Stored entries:
======

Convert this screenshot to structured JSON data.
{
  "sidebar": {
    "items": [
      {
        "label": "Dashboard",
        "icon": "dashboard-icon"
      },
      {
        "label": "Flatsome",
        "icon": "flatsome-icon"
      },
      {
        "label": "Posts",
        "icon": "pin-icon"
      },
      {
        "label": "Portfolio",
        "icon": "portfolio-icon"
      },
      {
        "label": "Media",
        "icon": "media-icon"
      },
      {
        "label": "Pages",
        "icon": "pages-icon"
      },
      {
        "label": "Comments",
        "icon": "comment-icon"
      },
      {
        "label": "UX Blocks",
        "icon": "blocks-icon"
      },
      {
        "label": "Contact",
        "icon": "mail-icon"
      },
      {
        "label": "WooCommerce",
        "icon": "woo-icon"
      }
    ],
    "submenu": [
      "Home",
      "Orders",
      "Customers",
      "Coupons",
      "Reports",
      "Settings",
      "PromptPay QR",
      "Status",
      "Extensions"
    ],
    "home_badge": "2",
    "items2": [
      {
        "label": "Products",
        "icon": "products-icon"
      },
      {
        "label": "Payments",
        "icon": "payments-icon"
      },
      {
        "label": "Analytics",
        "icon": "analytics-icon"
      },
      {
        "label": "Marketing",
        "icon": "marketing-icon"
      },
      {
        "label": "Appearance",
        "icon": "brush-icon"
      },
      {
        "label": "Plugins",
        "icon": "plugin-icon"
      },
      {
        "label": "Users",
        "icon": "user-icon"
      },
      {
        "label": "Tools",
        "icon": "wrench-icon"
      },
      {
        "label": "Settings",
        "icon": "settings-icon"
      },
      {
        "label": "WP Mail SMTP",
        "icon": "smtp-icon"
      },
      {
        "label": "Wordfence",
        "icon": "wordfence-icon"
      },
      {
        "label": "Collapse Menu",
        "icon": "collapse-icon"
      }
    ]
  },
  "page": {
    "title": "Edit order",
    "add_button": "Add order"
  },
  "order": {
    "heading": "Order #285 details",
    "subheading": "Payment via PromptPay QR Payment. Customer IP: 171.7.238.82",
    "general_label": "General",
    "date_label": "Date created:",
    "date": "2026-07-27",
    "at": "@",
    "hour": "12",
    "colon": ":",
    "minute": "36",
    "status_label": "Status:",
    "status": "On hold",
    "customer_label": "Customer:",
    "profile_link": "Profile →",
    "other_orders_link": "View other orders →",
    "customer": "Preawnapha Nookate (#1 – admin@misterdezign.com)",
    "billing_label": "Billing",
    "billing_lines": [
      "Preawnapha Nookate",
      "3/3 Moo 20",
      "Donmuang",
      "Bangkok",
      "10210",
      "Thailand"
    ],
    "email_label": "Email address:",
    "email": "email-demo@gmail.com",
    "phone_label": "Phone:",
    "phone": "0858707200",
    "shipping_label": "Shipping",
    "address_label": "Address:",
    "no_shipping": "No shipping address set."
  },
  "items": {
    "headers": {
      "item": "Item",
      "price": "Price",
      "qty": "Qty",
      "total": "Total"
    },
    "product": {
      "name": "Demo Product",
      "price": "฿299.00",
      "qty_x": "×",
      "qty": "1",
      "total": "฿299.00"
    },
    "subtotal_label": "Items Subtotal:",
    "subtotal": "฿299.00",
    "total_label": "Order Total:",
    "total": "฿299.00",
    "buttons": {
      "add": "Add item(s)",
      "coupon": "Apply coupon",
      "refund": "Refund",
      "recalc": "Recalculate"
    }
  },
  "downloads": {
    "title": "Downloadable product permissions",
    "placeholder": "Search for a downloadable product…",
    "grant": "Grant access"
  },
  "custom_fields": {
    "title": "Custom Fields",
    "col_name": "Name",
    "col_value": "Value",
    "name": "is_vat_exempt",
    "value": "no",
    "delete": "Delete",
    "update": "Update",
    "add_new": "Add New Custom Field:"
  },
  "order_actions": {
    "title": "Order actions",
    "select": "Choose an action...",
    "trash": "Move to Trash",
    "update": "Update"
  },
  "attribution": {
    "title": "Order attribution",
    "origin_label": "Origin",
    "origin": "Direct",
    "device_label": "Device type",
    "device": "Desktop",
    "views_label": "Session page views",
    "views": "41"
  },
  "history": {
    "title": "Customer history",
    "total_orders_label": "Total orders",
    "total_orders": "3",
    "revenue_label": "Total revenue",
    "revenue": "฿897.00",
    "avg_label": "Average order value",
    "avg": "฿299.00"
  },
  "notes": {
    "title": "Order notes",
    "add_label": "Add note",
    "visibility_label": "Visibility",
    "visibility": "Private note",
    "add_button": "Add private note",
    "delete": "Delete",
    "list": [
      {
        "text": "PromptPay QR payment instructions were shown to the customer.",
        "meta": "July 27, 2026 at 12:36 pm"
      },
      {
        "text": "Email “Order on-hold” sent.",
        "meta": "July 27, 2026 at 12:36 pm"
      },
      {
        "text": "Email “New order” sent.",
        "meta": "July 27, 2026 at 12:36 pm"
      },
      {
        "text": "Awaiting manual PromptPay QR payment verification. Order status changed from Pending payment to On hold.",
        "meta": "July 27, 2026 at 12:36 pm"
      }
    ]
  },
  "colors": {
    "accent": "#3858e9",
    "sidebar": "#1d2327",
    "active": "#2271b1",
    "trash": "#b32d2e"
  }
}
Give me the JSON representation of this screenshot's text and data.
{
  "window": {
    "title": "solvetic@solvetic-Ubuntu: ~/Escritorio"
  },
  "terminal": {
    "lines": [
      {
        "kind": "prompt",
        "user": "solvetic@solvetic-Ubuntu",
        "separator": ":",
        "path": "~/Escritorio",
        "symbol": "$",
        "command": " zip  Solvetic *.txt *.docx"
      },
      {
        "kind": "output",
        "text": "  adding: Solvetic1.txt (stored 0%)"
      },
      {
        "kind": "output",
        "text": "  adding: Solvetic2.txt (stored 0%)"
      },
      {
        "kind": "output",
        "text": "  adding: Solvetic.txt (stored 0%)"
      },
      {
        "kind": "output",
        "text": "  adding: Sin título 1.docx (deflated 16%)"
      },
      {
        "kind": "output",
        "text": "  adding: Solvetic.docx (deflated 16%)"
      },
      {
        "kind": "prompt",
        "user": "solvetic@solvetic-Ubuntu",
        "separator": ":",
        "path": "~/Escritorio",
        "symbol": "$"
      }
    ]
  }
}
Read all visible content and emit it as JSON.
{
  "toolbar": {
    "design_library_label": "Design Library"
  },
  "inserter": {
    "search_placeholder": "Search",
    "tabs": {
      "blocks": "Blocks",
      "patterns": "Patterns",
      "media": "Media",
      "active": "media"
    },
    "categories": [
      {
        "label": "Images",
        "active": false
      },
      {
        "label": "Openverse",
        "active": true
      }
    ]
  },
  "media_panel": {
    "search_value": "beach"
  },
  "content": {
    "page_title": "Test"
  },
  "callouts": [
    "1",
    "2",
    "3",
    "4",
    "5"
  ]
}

======

- DESCRIPTION OF THE TASK -
Count the lines in the entries above that include the string "content", then give only that figure.

- FULL RESPONSE -
2